** Start Selection **
BC(C) (Spoiler Within)

Relax wrote:

MaxxQ wrote:There's a difference between "fold" and "wiggle". Not my fault you can't understand that.

All you gave were examples of wiggling, vibration, etc. Nothing you mentioned folded.

And what precisely do you think RADAR antennas have done since its inception? Hrmm? Good grief....

Folded, rotated...

Give ya a hint about basic engineering(applied physics). Calibrating for the small stuff is VASTLY more difficult and complex than compensating for a LARGE external movement .... that happens once and then your sensor is locked in place where the calibration takes place.

And just what do you think NASA has been proposing and doing for a VERY long time with their folding space based mirrors? Hrmm? NASA is getting ready to launch said gigantic mirror assembly...

Obviously, there's some misunderstanding here. Let's go back over it and see where it is:

1. Discussion about fitting x-number of LACs in a carrier the size of a Nike

2. You do some math (which makes many assumptions), and decide that yes, one can fit x-number in y-volume.

3. Short mention of possible folding grav sensor array.
** End Selection **
** Start Source data **
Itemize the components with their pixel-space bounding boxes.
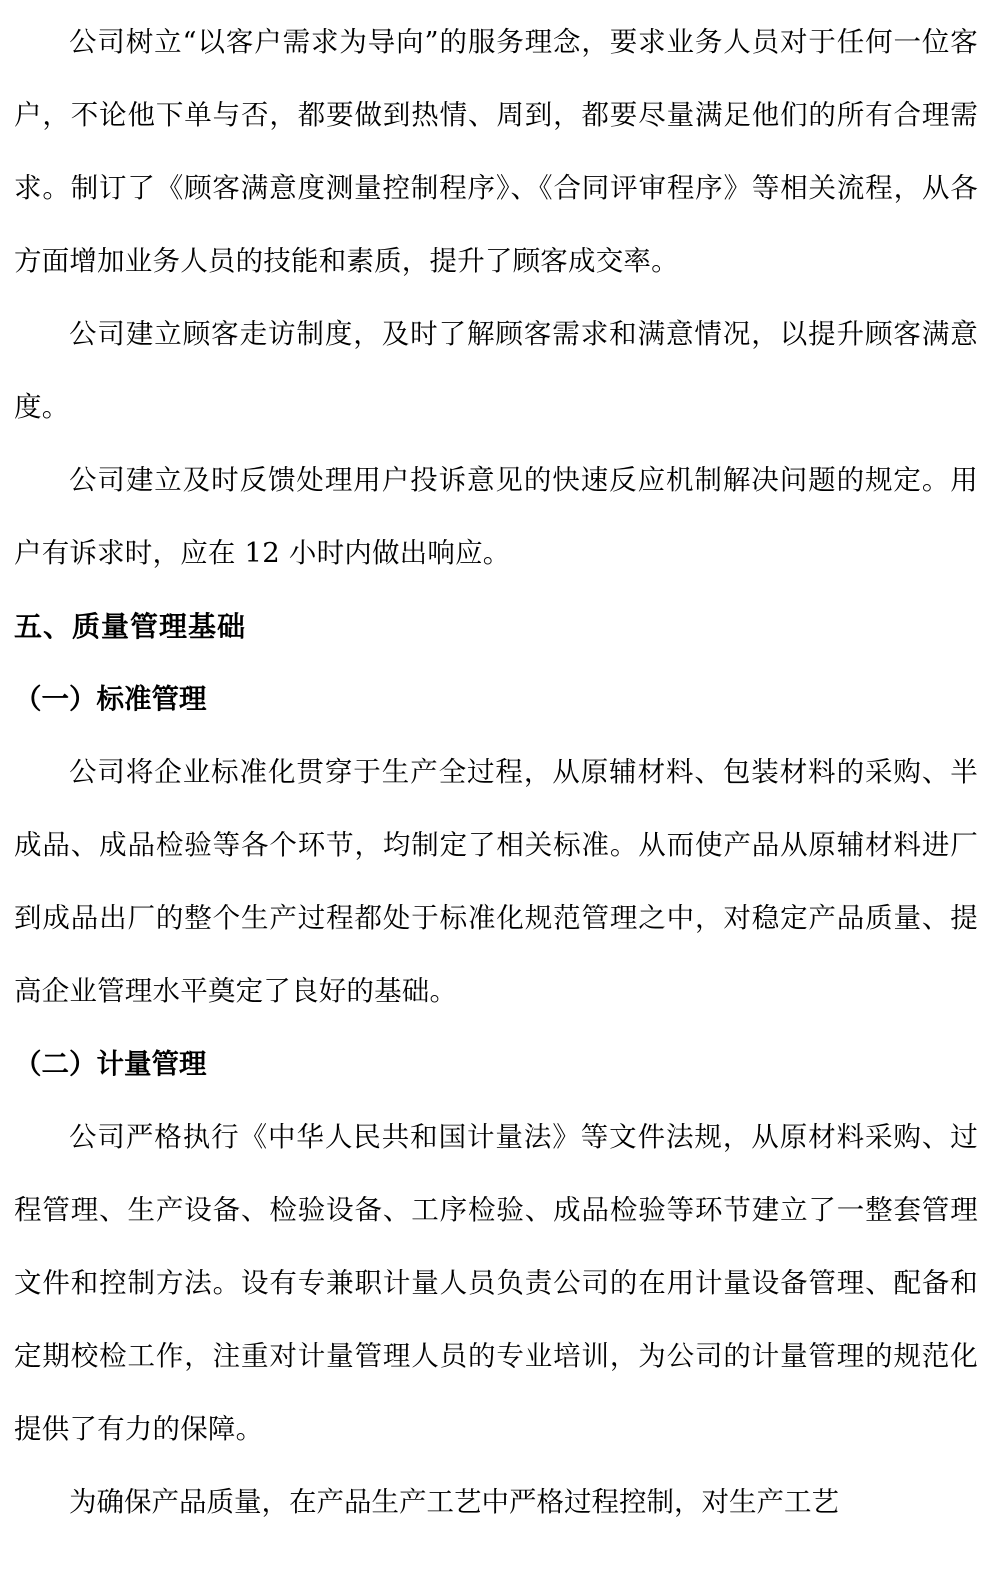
** End Source data **
Requirement: The forum thread above ends with a numbered recap of the discussion. List every point in that recap.

Expected answer:
1. Discussion about fitting x-number of LACs in a carrier the size of a Nike
2. You do some math (which makes many assumptions), and decide that yes, one can fit x-number in y-volume.
3. Short mention of possible folding grav sensor array.